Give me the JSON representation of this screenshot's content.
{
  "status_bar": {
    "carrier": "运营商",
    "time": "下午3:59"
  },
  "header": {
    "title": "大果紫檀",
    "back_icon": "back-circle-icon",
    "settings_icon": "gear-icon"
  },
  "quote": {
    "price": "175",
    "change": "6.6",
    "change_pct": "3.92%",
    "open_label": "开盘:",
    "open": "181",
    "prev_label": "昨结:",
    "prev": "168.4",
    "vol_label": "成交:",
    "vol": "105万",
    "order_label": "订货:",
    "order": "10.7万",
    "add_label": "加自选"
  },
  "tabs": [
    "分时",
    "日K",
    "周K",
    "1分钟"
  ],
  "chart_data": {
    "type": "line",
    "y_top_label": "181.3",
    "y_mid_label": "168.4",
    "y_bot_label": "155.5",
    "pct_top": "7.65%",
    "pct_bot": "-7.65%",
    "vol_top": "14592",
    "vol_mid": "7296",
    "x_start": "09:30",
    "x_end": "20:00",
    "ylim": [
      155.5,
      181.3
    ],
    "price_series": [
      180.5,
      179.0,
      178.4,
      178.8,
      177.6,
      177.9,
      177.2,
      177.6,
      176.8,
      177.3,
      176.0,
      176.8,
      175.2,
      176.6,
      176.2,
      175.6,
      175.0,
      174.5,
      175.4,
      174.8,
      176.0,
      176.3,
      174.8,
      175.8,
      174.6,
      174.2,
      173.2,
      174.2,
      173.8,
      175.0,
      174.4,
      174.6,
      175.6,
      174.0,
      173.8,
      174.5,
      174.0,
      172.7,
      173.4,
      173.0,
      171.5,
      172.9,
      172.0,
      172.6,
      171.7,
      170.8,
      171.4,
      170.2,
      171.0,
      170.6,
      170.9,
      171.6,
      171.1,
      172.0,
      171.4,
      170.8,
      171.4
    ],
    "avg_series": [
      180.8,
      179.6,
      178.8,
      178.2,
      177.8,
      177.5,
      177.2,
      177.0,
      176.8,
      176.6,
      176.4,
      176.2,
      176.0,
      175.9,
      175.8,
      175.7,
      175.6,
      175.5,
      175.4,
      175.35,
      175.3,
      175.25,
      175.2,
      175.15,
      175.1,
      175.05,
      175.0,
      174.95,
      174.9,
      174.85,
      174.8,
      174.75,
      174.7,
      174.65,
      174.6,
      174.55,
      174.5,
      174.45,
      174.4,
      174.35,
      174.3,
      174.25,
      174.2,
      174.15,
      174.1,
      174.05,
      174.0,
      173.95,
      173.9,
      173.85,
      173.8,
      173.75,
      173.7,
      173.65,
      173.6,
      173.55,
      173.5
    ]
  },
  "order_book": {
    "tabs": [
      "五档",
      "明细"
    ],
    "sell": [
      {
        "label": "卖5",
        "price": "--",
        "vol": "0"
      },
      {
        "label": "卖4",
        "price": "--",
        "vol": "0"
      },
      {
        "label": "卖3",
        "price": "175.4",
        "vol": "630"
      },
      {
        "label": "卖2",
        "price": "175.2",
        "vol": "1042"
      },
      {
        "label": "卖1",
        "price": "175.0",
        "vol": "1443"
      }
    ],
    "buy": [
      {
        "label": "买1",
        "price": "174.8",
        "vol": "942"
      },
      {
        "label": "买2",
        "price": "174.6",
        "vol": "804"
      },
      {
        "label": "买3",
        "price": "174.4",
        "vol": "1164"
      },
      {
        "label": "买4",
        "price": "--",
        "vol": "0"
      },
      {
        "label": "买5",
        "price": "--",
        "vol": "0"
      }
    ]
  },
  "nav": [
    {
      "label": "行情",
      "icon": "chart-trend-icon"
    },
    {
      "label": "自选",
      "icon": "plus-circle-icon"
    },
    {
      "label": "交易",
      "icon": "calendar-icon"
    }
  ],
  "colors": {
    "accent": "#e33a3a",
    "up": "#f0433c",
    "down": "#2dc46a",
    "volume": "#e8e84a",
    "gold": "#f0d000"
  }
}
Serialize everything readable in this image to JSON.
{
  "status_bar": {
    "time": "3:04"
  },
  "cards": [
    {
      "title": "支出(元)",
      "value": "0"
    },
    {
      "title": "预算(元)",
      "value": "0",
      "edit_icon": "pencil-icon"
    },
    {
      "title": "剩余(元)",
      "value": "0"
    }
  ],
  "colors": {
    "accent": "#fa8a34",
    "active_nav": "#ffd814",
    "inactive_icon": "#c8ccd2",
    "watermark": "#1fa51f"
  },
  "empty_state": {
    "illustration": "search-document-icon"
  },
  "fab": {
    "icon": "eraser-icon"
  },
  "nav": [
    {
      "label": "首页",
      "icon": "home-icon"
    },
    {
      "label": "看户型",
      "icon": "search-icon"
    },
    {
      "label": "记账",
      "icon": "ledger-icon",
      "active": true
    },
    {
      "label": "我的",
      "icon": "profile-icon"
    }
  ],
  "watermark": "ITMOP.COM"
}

• _Do this_
Retype nothing except the lines from the line holding "Serialize everything readable" through the last line of the entries, both included.

• _Output_
Serialize everything readable in this image to JSON.
{
  "status_bar": {
    "time": "3:04"
  },
  "cards": [
    {
      "title": "支出(元)",
      "value": "0"
    },
    {
      "title": "预算(元)",
      "value": "0",
      "edit_icon": "pencil-icon"
    },
    {
      "title": "剩余(元)",
      "value": "0"
    }
  ],
  "colors": {
    "accent": "#fa8a34",
    "active_nav": "#ffd814",
    "inactive_icon": "#c8ccd2",
    "watermark": "#1fa51f"
  },
  "empty_state": {
    "illustration": "search-document-icon"
  },
  "fab": {
    "icon": "eraser-icon"
  },
  "nav": [
    {
      "label": "首页",
      "icon": "home-icon"
    },
    {
      "label": "看户型",
      "icon": "search-icon"
    },
    {
      "label": "记账",
      "icon": "ledger-icon",
      "active": true
    },
    {
      "label": "我的",
      "icon": "profile-icon"
    }
  ],
  "watermark": "ITMOP.COM"
}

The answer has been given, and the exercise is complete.